Repeat the records exactly. Every line must match.

begin GIVEN DATA

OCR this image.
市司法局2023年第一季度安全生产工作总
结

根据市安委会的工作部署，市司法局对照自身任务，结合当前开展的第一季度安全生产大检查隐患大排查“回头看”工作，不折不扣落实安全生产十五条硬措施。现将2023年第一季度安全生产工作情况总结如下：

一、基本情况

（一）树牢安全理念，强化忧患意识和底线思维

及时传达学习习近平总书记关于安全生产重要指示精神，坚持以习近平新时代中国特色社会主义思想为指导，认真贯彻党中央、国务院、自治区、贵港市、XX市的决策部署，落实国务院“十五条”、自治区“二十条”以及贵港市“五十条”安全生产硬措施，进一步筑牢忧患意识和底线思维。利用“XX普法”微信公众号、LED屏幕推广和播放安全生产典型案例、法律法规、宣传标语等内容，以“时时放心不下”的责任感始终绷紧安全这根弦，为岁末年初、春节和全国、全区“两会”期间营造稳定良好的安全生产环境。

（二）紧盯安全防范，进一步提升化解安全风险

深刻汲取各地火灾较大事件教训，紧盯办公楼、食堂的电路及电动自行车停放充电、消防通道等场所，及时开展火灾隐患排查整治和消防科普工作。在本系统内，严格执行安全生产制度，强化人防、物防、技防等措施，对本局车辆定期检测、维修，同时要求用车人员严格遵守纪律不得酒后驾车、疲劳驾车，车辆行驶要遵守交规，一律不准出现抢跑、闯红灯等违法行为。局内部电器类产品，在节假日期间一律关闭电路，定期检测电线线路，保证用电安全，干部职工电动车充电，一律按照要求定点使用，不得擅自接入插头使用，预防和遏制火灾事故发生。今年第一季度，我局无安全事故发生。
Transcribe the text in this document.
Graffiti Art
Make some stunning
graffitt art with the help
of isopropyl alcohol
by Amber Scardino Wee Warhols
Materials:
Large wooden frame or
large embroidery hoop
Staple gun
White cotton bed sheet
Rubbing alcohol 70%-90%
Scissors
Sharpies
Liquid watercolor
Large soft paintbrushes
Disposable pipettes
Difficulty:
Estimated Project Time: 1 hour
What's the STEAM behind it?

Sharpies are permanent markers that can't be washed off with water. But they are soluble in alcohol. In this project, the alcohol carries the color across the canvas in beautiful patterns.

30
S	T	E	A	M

end GIVEN DATA

[EXERCISE RESULT]
OCR this image.
市司法局2023年第一季度安全生产工作总
结

根据市安委会的工作部署，市司法局对照自身任务，结合当前开展的第一季度安全生产大检查隐患大排查“回头看”工作，不折不扣落实安全生产十五条硬措施。现将2023年第一季度安全生产工作情况总结如下：

一、基本情况

（一）树牢安全理念，强化忧患意识和底线思维

及时传达学习习近平总书记关于安全生产重要指示精神，坚持以习近平新时代中国特色社会主义思想为指导，认真贯彻党中央、国务院、自治区、贵港市、XX市的决策部署，落实国务院“十五条”、自治区“二十条”以及贵港市“五十条”安全生产硬措施，进一步筑牢忧患意识和底线思维。利用“XX普法”微信公众号、LED屏幕推广和播放安全生产典型案例、法律法规、宣传标语等内容，以“时时放心不下”的责任感始终绷紧安全这根弦，为岁末年初、春节和全国、全区“两会”期间营造稳定良好的安全生产环境。

（二）紧盯安全防范，进一步提升化解安全风险

深刻汲取各地火灾较大事件教训，紧盯办公楼、食堂的电路及电动自行车停放充电、消防通道等场所，及时开展火灾隐患排查整治和消防科普工作。在本系统内，严格执行安全生产制度，强化人防、物防、技防等措施，对本局车辆定期检测、维修，同时要求用车人员严格遵守纪律不得酒后驾车、疲劳驾车，车辆行驶要遵守交规，一律不准出现抢跑、闯红灯等违法行为。局内部电器类产品，在节假日期间一律关闭电路，定期检测电线线路，保证用电安全，干部职工电动车充电，一律按照要求定点使用，不得擅自接入插头使用，预防和遏制火灾事故发生。今年第一季度，我局无安全事故发生。
Transcribe the text in this document.
Graffiti Art
Make some stunning
graffitt art with the help
of isopropyl alcohol
by Amber Scardino Wee Warhols
Materials:
Large wooden frame or
large embroidery hoop
Staple gun
White cotton bed sheet
Rubbing alcohol 70%-90%
Scissors
Sharpies
Liquid watercolor
Large soft paintbrushes
Disposable pipettes
Difficulty:
Estimated Project Time: 1 hour
What's the STEAM behind it?

Sharpies are permanent markers that can't be washed off with water. But they are soluble in alcohol. In this project, the alcohol carries the color across the canvas in beautiful patterns.

30
S	T	E	A	M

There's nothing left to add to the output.